--- Supplied records ---
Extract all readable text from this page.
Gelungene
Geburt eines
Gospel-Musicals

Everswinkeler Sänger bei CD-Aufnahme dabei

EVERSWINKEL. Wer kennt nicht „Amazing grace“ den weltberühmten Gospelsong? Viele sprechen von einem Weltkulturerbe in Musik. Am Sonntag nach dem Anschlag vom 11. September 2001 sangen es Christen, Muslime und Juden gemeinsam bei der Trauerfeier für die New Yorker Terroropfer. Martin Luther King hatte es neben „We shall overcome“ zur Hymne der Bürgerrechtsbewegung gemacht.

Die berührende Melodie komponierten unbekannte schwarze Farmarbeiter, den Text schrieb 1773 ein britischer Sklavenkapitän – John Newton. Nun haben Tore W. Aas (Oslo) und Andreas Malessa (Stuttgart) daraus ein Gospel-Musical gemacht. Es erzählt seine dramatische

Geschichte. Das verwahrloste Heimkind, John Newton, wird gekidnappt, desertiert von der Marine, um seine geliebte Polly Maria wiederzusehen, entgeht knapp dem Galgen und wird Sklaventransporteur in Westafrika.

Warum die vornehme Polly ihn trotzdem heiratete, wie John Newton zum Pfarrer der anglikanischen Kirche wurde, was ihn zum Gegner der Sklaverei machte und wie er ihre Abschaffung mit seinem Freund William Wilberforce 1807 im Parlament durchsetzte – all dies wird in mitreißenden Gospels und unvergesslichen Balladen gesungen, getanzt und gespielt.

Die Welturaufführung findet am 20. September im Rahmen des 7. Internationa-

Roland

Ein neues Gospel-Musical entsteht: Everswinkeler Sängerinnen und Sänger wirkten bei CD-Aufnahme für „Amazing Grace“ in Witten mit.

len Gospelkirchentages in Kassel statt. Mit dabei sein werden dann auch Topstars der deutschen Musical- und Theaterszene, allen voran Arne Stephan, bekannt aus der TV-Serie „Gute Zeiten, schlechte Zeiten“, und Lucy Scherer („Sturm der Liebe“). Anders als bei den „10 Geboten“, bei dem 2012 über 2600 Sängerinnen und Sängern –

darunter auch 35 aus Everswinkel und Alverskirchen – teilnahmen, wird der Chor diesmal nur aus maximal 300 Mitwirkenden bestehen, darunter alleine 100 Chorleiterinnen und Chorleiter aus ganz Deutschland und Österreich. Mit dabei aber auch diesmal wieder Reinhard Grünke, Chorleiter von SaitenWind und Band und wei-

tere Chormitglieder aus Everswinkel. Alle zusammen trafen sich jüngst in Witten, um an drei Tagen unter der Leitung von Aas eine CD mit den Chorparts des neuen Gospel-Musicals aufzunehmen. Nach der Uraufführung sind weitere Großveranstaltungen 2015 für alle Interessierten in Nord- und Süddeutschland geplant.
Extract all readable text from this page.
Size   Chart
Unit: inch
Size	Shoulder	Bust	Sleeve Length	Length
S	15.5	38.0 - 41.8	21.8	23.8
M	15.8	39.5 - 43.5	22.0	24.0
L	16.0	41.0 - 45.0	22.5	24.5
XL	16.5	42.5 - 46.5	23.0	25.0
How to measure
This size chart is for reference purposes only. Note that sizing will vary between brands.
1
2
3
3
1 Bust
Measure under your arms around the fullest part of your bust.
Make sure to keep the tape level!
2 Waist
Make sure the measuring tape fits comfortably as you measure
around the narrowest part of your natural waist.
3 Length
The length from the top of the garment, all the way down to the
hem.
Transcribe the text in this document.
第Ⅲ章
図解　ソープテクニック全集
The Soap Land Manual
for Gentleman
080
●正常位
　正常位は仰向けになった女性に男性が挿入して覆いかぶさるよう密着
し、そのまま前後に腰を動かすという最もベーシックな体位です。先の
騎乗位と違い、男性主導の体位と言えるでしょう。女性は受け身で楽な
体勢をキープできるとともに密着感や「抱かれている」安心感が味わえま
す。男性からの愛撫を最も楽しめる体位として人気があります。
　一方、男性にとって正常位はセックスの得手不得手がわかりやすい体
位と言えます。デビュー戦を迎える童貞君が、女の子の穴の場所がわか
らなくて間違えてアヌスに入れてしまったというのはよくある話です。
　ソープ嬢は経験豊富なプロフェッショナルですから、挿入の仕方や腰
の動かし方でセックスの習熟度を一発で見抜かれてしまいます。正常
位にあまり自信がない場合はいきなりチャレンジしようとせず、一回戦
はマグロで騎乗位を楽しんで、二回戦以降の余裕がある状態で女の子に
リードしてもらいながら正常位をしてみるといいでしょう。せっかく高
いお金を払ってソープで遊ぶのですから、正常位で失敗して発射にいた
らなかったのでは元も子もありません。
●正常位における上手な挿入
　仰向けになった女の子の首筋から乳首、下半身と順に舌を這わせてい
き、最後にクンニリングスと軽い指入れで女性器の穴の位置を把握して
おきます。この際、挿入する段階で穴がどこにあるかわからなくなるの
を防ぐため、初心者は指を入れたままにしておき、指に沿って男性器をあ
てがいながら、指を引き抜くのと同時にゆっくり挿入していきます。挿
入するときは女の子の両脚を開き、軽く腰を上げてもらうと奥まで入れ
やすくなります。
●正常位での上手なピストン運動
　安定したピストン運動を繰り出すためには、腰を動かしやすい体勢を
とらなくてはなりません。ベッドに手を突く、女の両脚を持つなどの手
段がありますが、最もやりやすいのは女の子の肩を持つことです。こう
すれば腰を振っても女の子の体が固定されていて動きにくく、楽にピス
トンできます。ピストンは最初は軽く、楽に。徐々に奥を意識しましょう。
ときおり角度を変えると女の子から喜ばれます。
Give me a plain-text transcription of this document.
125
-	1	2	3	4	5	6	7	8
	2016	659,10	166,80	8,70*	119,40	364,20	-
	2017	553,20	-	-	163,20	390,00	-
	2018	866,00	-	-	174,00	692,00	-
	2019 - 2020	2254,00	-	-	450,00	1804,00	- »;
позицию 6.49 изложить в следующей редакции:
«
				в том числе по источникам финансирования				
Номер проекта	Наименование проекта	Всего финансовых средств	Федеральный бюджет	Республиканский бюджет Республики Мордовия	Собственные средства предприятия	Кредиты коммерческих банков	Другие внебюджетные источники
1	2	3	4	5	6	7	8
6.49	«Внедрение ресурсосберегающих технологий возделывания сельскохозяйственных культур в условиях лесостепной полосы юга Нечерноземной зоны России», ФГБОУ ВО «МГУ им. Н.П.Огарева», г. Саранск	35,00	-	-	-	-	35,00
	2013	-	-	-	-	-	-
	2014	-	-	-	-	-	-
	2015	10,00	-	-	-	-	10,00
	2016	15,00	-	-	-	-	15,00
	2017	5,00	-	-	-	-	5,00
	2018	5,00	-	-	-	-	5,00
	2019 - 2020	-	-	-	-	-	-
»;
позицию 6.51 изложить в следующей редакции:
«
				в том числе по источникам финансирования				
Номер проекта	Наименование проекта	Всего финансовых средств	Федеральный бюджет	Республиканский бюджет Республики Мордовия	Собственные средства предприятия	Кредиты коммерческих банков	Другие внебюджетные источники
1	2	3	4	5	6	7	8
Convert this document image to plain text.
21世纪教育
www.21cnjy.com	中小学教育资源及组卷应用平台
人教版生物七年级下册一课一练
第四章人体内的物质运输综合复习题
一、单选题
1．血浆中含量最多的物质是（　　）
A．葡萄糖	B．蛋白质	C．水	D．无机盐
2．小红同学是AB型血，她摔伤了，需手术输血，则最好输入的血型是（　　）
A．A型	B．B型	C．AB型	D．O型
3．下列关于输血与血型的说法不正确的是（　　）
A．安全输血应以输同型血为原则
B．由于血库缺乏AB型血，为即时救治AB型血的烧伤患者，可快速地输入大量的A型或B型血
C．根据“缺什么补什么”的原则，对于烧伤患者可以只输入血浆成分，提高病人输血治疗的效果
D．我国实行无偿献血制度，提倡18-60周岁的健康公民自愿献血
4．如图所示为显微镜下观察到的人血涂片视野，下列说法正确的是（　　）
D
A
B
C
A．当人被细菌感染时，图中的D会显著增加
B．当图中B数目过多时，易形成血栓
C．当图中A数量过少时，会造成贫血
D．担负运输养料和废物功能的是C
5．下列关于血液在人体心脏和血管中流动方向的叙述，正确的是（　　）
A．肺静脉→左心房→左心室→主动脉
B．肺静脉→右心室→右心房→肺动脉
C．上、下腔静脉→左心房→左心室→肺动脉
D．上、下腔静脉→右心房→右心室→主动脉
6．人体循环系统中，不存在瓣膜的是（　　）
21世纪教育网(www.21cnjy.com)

--- Work to be completed ---
Pick out the lines containing the word "tape" and show them.

--- Task answer ---
Make sure to keep the tape level!
Make sure the measuring tape fits comfortably as you measure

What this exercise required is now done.